[BEGIN SOURCE TEXT]

One of them has a primary road called Gregory Street.

Illinois State University is not in Bloomington, as I'd thought, but instead is in Normal.  It was founded in 1857 as Illinois State Normal University, and is the state's oldest college.

I didn't stop to take photos, which I'm now regretting because I'm having a really hard time finding any online.  Apparently even Bloomington residents don't bother taking local photos.  So I'll tell you that the Holy Trinity Catholic Church, a historic landmark, is gorgeous, the McLean County Museum of History is impressive, and a place called the Illinois House is stunning.

Illinois House
Actually I did manage to scrape up a photo of that last one.  It was built in 1902, following a fire that had wrecked the previous building, restored in 1977, and is now used as an office building, primarily for real estate companies.  Can you see the amazing beveled glass in those huge arched windows?  The glass must be 1902-original.  Nobody would make those now.

[END SOURCE TEXT]
[BEGIN DATA EXTRACT]

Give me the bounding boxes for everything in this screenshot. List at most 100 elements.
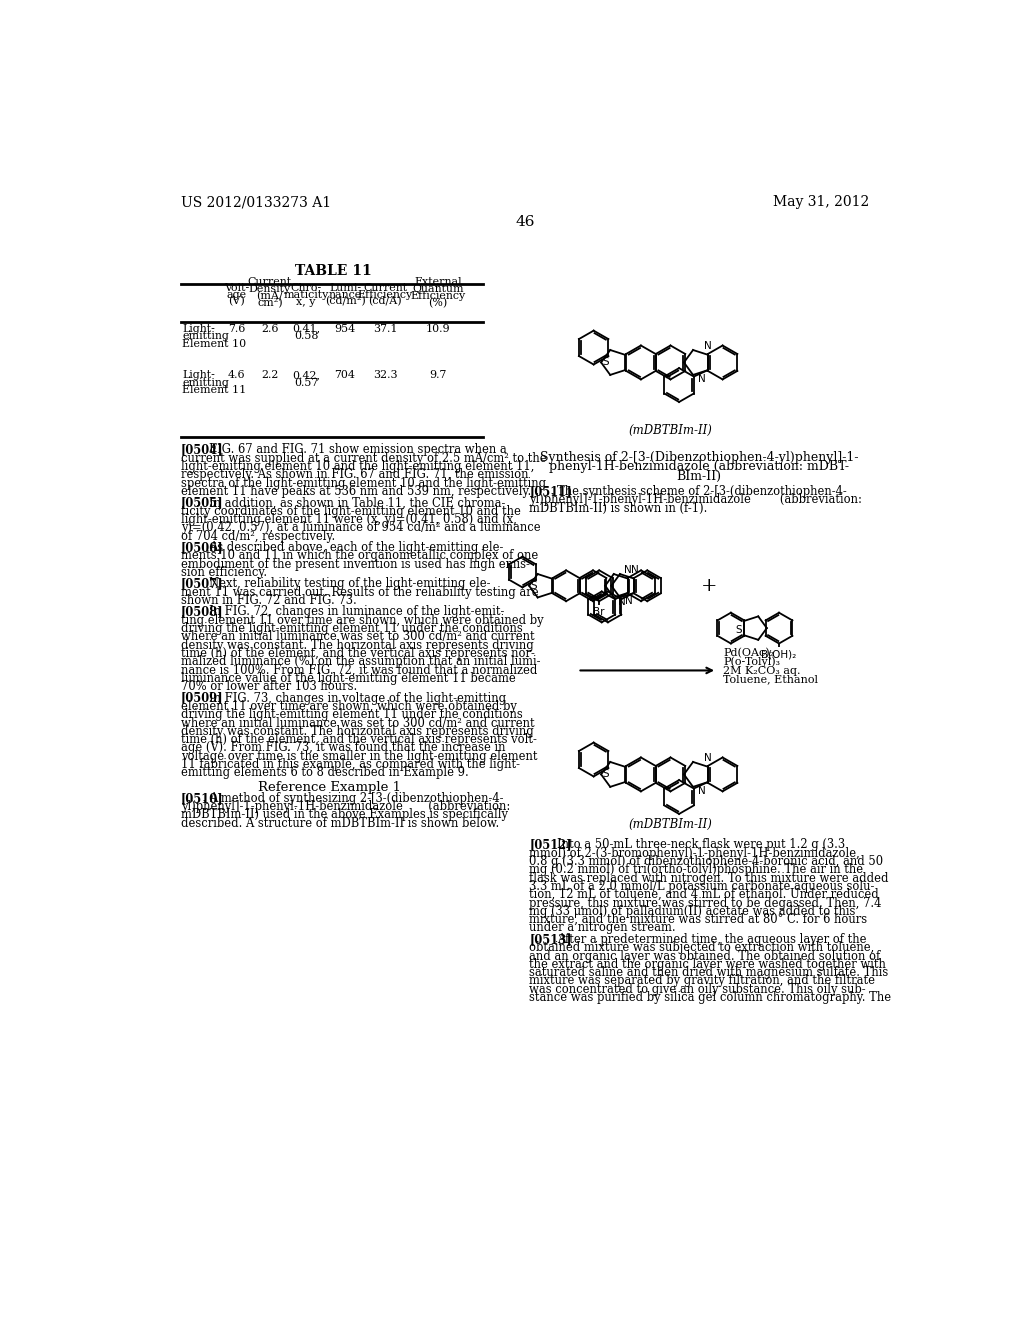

[END DATA EXTRACT]

## OBJECTIVE
Substitute "leaded" for "beveled" in the Bloomington-Normal text, and write out everything from "I didn't stop" down to "make those now." with that change. The material above has nothing to do with the Bloomington-Normal text.

## THE OUTPUT
I didn't stop to take photos, which I'm now regretting because I'm having a really hard time finding any online.  Apparently even Bloomington residents don't bother taking local photos.  So I'll tell you that the Holy Trinity Catholic Church, a historic landmark, is gorgeous, the McLean County Museum of History is impressive, and a place called the Illinois House is stunning.

Illinois House
Actually I did manage to scrape up a photo of that last one.  It was built in 1902, following a fire that had wrecked the previous building, restored in 1977, and is now used as an office building, primarily for real estate companies.  Can you see the amazing leaded glass in those huge arched windows?  The glass must be 1902-original.  Nobody would make those now.